◆ **Provided text**
::::

Set himself on fire the other week - only superficial burns but lost all his hair and eyebrows. :unsure: :unsure:


----------



## Ducatiboy stu (3/1/14)

Hop Hash.......


----------



## Glot (3/1/14)

Be aware, even " laboratory grade" Ethanol is denatured. It contains methanol. I have a friend that buys 20 litre drums for lab work. Pure Ethanol is available but at a price ( has excise).


----------



## law-of-ohms (3/1/14)

Mines, not denatured, just comes slightly hopped to begin with. *another* hobby of mine.....

Anyway back on topic, oils extraction, I do have a vacuum pump I wonder what that will do....


----------



## Bribie G (3/1/14)

Ducatiboy stu said:


> Hop Hash.......


That's what he calls it


----------



## Parks (3/1/14)

We did an experiment at BABBs a few months back using this method but with a commercial bottle of vodka.

The results in using the hop-vodka to add aroma and flavour to beer were excellent.

::::

[Records showing where elements appear]

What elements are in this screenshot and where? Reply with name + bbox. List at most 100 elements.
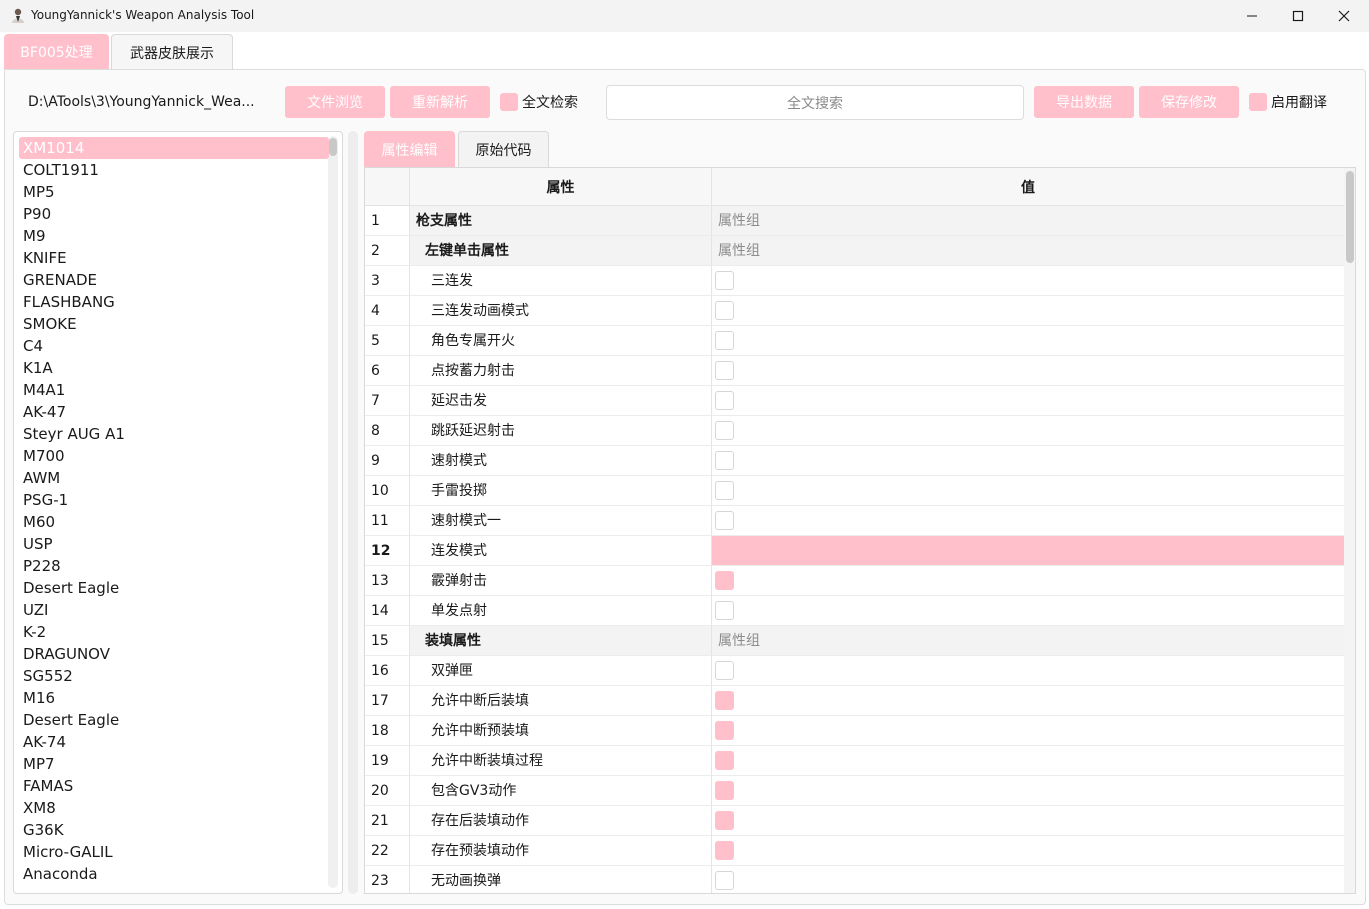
property-checkbox[interactable]	[715, 361, 734, 380]
weapon-list-item[interactable]: M16	[19, 687, 329, 709]
table-row[interactable]: 6 点按蓄力射击	[365, 356, 1344, 386]
property-checkbox[interactable]	[715, 421, 734, 440]
property-value[interactable]	[712, 776, 1344, 806]
browse-button[interactable]: 文件浏览	[285, 86, 385, 118]
property-value[interactable]	[712, 746, 1344, 776]
weapon-list-item[interactable]: M4A1	[19, 379, 329, 401]
table-row[interactable]: 22 存在预装填动作	[365, 836, 1344, 866]
weapon-list-item[interactable]: M700	[19, 445, 329, 467]
property-value[interactable]	[712, 566, 1344, 596]
property-checkbox[interactable]	[715, 271, 734, 290]
weapon-list-item[interactable]: P90	[19, 203, 329, 225]
weapon-list-item[interactable]: M9	[19, 225, 329, 247]
translate-checkbox[interactable]: 启用翻译	[1249, 92, 1327, 112]
weapon-list-item[interactable]: K1A	[19, 357, 329, 379]
weapon-list-item[interactable]: MP7	[19, 753, 329, 775]
weapon-list-item[interactable]: COLT1911	[19, 159, 329, 181]
weapon-list-item[interactable]: PSG-1	[19, 489, 329, 511]
weapon-list-item[interactable]: C4	[19, 335, 329, 357]
property-checkbox[interactable]	[715, 691, 734, 710]
table-row[interactable]: 7 延迟击发	[365, 386, 1344, 416]
property-checkbox[interactable]	[715, 661, 734, 680]
column-header-attribute[interactable]: 属性	[410, 168, 712, 206]
weapon-list-item[interactable]: SMOKE	[19, 313, 329, 335]
panel-splitter[interactable]	[348, 131, 358, 894]
table-row[interactable]: 11 速射模式一	[365, 506, 1344, 536]
weapon-list-item[interactable]: P228	[19, 555, 329, 577]
reparse-button[interactable]: 重新解析	[390, 86, 490, 118]
table-row[interactable]: 3 三连发	[365, 266, 1344, 296]
table-row[interactable]: 21 存在后装填动作	[365, 806, 1344, 836]
weapon-list-item[interactable]: Anaconda	[19, 863, 329, 885]
weapon-list-scrollbar[interactable]	[328, 136, 338, 888]
property-value[interactable]	[712, 476, 1344, 506]
tab-bf005[interactable]: BF005处理	[4, 34, 109, 70]
table-row[interactable]: 8 跳跃延迟射击	[365, 416, 1344, 446]
weapon-list-item[interactable]: Steyr AUG A1	[19, 423, 329, 445]
property-value[interactable]	[712, 506, 1344, 536]
fulltext-checkbox[interactable]: 全文检索	[500, 92, 578, 112]
weapon-list-item[interactable]: DRAGUNOV	[19, 643, 329, 665]
property-checkbox[interactable]	[715, 571, 734, 590]
tab-attribute-edit[interactable]: 属性编辑	[364, 131, 455, 168]
property-value[interactable]	[712, 716, 1344, 746]
maximize-button[interactable]	[1275, 0, 1321, 32]
tab-weapon-skin[interactable]: 武器皮肤展示	[111, 34, 233, 70]
property-checkbox[interactable]	[715, 301, 734, 320]
weapon-list-item[interactable]: SG552	[19, 665, 329, 687]
property-checkbox[interactable]	[715, 721, 734, 740]
property-value[interactable]	[712, 536, 1344, 566]
table-row[interactable]: 12 连发模式	[365, 536, 1344, 566]
property-value[interactable]	[712, 296, 1344, 326]
table-row[interactable]: 19 允许中断装填过程	[365, 746, 1344, 776]
weapon-list-item[interactable]: GRENADE	[19, 269, 329, 291]
weapon-list-item[interactable]: XM8	[19, 797, 329, 819]
table-row[interactable]: 9 速射模式	[365, 446, 1344, 476]
property-checkbox[interactable]	[715, 751, 734, 770]
weapon-list-scroll-thumb[interactable]	[329, 138, 337, 156]
table-row[interactable]: 18 允许中断预装填	[365, 716, 1344, 746]
weapon-list-item[interactable]: KNIFE	[19, 247, 329, 269]
close-button[interactable]	[1321, 0, 1367, 32]
property-checkbox[interactable]	[715, 811, 734, 830]
weapon-list-item[interactable]: G36K	[19, 819, 329, 841]
property-value[interactable]	[712, 386, 1344, 416]
property-value[interactable]	[712, 356, 1344, 386]
weapon-list-item[interactable]: K-2	[19, 621, 329, 643]
minimize-button[interactable]	[1229, 0, 1275, 32]
fulltext-checkbox-box[interactable]	[500, 93, 518, 111]
export-button[interactable]: 导出数据	[1034, 86, 1134, 118]
table-row[interactable]: 13 霰弹射击	[365, 566, 1344, 596]
tab-raw-code[interactable]: 原始代码	[458, 131, 549, 168]
table-row[interactable]: 17 允许中断后装填	[365, 686, 1344, 716]
table-row[interactable]: 10 手雷投掷	[365, 476, 1344, 506]
weapon-list-item[interactable]: USP	[19, 533, 329, 555]
table-row[interactable]: 15 装填属性 属性组	[365, 626, 1344, 656]
column-header-value[interactable]: 值	[712, 168, 1344, 206]
property-value[interactable]	[712, 446, 1344, 476]
property-value[interactable]	[712, 656, 1344, 686]
table-row[interactable]: 16 双弹匣	[365, 656, 1344, 686]
table-row[interactable]: 14 单发点射	[365, 596, 1344, 626]
weapon-list-item[interactable]: AK-74	[19, 731, 329, 753]
property-checkbox[interactable]	[715, 601, 734, 620]
table-row[interactable]: 23 无动画换弹	[365, 866, 1344, 893]
weapon-list-item[interactable]: XM1014	[19, 137, 329, 159]
save-button[interactable]: 保存修改	[1139, 86, 1239, 118]
weapon-list-item[interactable]: AK-47	[19, 401, 329, 423]
property-checkbox[interactable]	[715, 331, 734, 350]
property-checkbox[interactable]	[715, 451, 734, 470]
weapon-list-item[interactable]: FAMAS	[19, 775, 329, 797]
weapon-list-item[interactable]: Desert Eagle	[19, 709, 329, 731]
property-checkbox[interactable]	[715, 871, 734, 890]
property-checkbox[interactable]	[715, 391, 734, 410]
table-row[interactable]: 2 左键单击属性 属性组	[365, 236, 1344, 266]
property-value[interactable]	[712, 686, 1344, 716]
property-checkbox[interactable]	[715, 781, 734, 800]
property-checkbox[interactable]	[715, 841, 734, 860]
property-value[interactable]	[712, 326, 1344, 356]
translate-checkbox-box[interactable]	[1249, 93, 1267, 111]
table-scroll-thumb[interactable]	[1346, 171, 1354, 263]
property-value[interactable]	[712, 806, 1344, 836]
weapon-list-item[interactable]: M60	[19, 511, 329, 533]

::::

◆ **Exercise instructions**
Continue the hop-extraction forum thread from its last post onward. These entries come from a different source.

◆ **Task response**
----------



## sp0rk (3/1/14)

I've been meaning to try this
I've got some 92% ethanol laying round that a mate made for me, will give it a go over the weekend


----------



## Parks (3/1/14)

I think using pure(ish) ethanol will result in taking much more out of the hops than you want. We found that with 40% vodka leaving them exposed for 2 days was the best result.

While not really a thorough experiment here is the write-up on how the night went and some background info.

View attachment BABBs - Dry hop experiment report.pdf


----------



## law-of-ohms (5/1/14)

Ok so I added 1ml to my boring pilsner and it was ok, increased to 2ml and its fantastic. Thats in 330ml only down side it it makes the beer cloudy. Drinking it now and it seems like a great apa!


----------



## Scooby Tha Newbie (5/1/14)

Does 10% ethanol work? Because I can get that at the local Caltex.


----------



## manticle (5/1/14)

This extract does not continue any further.